• Extracted records:
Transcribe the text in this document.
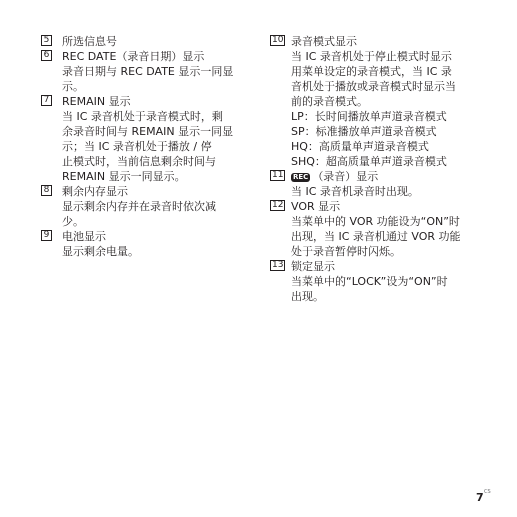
5 所选信息号
6 REC DATE（录音日期）显示
录音日期与 REC DATE 显示一同显
示。
7 REMAIN 显示
当 IC 录音机处于录音模式时，剩
余录音时间与 REMAIN 显示一同显
示；当 IC 录音机处于播放 / 停
止模式时，当前信息剩余时间与
REMAIN 显示一同显示。
8 剩余内存显示
显示剩余内存并在录音时依次减
少。
9 电池显示
显示剩余电量。
10 录音模式显示
当 IC 录音机处于停止模式时显示
用菜单设定的录音模式，当 IC 录
音机处于播放或录音模式时显示当
前的录音模式。
LP：长时间播放单声道录音模式
SP：标准播放单声道录音模式
HQ：高质量单声道录音模式
SHQ：超高质量单声道录音模式
11 REC （录音）显示
当 IC 录音机录音时出现。
12 VOR 显示
当菜单中的 VOR 功能设为“ON”时
出现，当 IC 录音机通过 VOR 功能
处于录音暂停时闪烁。
13 锁定显示
当菜单中的“LOCK”设为“ON”时
出现。
7 CS
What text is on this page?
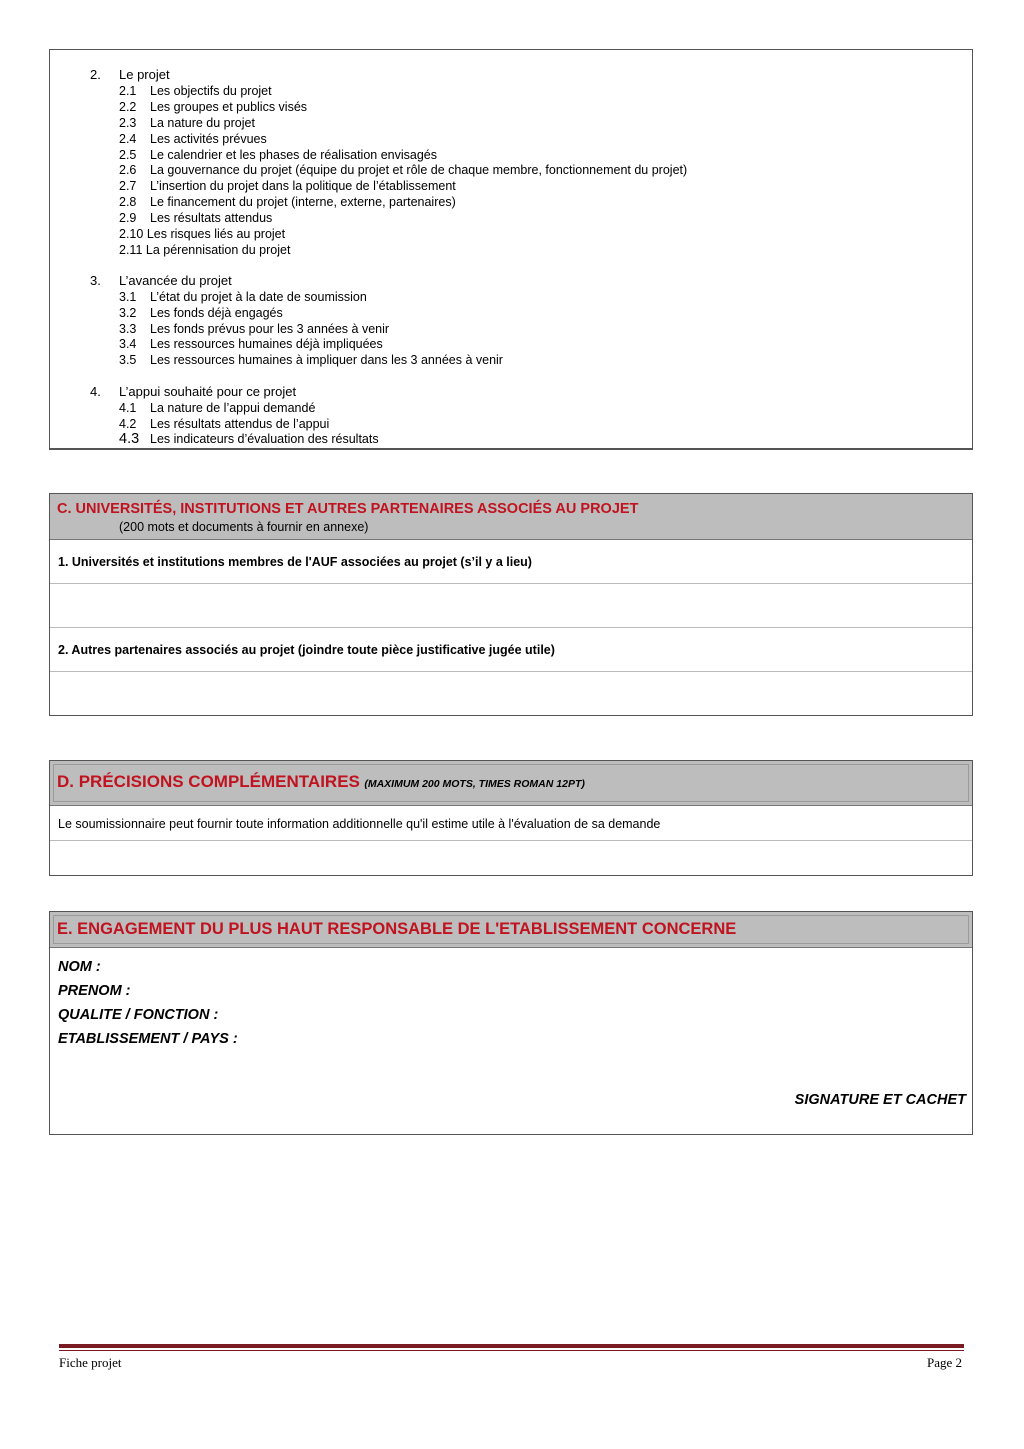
2. Le projet
2.1 Les objectifs du projet
2.2 Les groupes et publics visés
2.3 La nature du projet
2.4 Les activités prévues
2.5 Le calendrier et les phases de réalisation envisagés
2.6 La gouvernance du projet (équipe du projet et rôle de chaque membre, fonctionnement du projet)
2.7 L’insertion du projet dans la politique de l’établissement
2.8 Le financement du projet (interne, externe, partenaires)
2.9 Les résultats attendus
2.10 Les risques liés au projet
2.11 La pérennisation du projet
3. L’avancée du projet
3.1 L’état du projet à la date de soumission
3.2 Les fonds déjà engagés
3.3 Les fonds prévus pour les 3 années à venir
3.4 Les ressources humaines déjà impliquées
3.5 Les ressources humaines à impliquer dans les 3 années à venir
4. L’appui souhaité pour ce projet
4.1 La nature de l’appui demandé
4.2 Les résultats attendus de l’appui
4.3 Les indicateurs d’évaluation des résultats
C. UNIVERSITÉS, INSTITUTIONS ET AUTRES PARTENAIRES ASSOCIÉS AU PROJET
(200 mots et documents à fournir en annexe)
1. Universités et institutions membres de l'AUF associées au projet (s’il y a lieu)
2. Autres partenaires associés au projet (joindre toute pièce justificative jugée utile)
D. PRÉCISIONS COMPLÉMENTAIRES (MAXIMUM 200 MOTS, TIMES ROMAN 12PT)
Le soumissionnaire peut fournir toute information additionnelle qu'il estime utile à l'évaluation de sa demande
E. ENGAGEMENT DU PLUS HAUT RESPONSABLE DE L'ETABLISSEMENT CONCERNE
NOM :
PRENOM :
QUALITE / FONCTION :
ETABLISSEMENT / PAYS :
SIGNATURE ET CACHET
Fiche projet	Page 2
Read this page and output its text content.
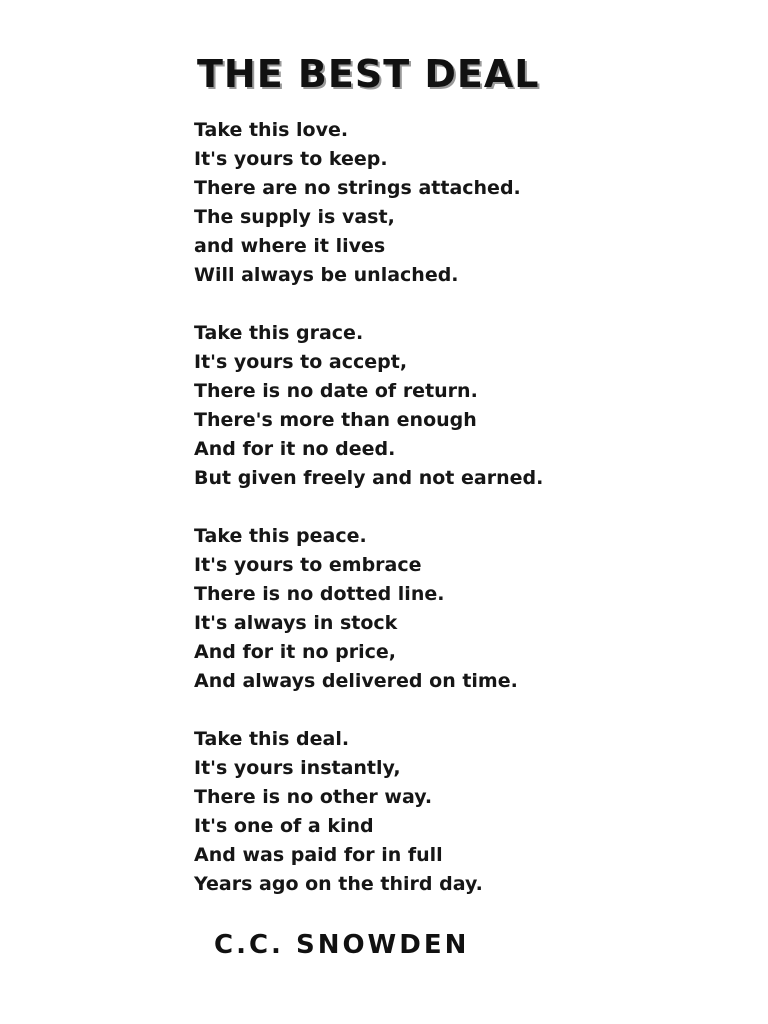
THE BEST DEAL
Take this love.
It's yours to keep.
There are no strings attached.
The supply is vast,
and where it lives
Will always be unlached.
Take this grace.
It's yours to accept,
There is no date of return.
There's more than enough
And for it no deed.
But given freely and not earned.
Take this peace.
It's yours to embrace
There is no dotted line.
It's always in stock
And for it no price,
And always delivered on time.
Take this deal.
It's yours instantly,
There is no other way.
It's one of a kind
And was paid for in full
Years ago on the third day.
C.C. SNOWDEN
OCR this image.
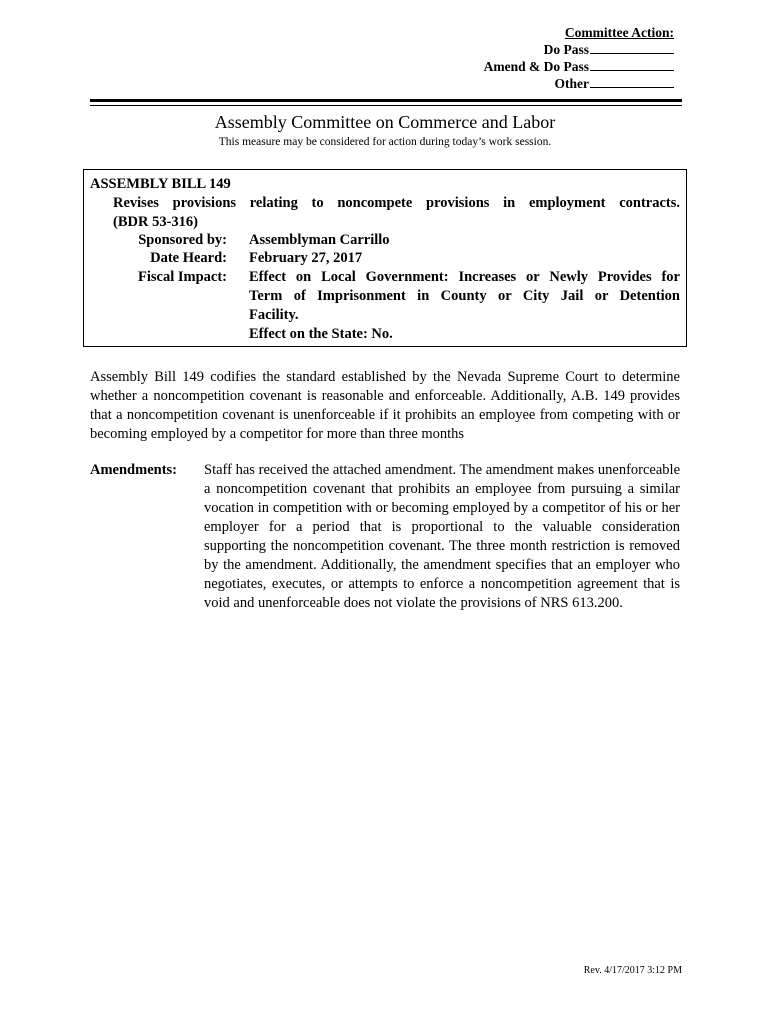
Committee Action:
Do Pass
Amend & Do Pass
Other
Assembly Committee on Commerce and Labor
This measure may be considered for action during today’s work session.
ASSEMBLY BILL 149
Revises provisions relating to noncompete provisions in employment contracts.
(BDR 53-316)
Sponsored by: Assemblyman Carrillo
Date Heard: February 27, 2017
Fiscal Impact: Effect on Local Government: Increases or Newly Provides for
Term of Imprisonment in County or City Jail or Detention
Facility.
Effect on the State: No.
Assembly Bill 149 codifies the standard established by the Nevada Supreme Court to determine whether a noncompetition covenant is reasonable and enforceable. Additionally, A.B. 149 provides that a noncompetition covenant is unenforceable if it prohibits an employee from competing with or becoming employed by a competitor for more than three months
Amendments: Staff has received the attached amendment. The amendment makes unenforceable a noncompetition covenant that prohibits an employee from pursuing a similar vocation in competition with or becoming employed by a competitor of his or her employer for a period that is proportional to the valuable consideration supporting the noncompetition covenant. The three month restriction is removed by the amendment. Additionally, the amendment specifies that an employer who negotiates, executes, or attempts to enforce a noncompetition agreement that is void and unenforceable does not violate the provisions of NRS 613.200.
Rev. 4/17/2017 3:12 PM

• Objective:
Within the listing above, find every line containing the string "années" and return it.

• Expected output:
3.3 Les fonds prévus pour les 3 années à venir
3.5 Les ressources humaines à impliquer dans les 3 années à venir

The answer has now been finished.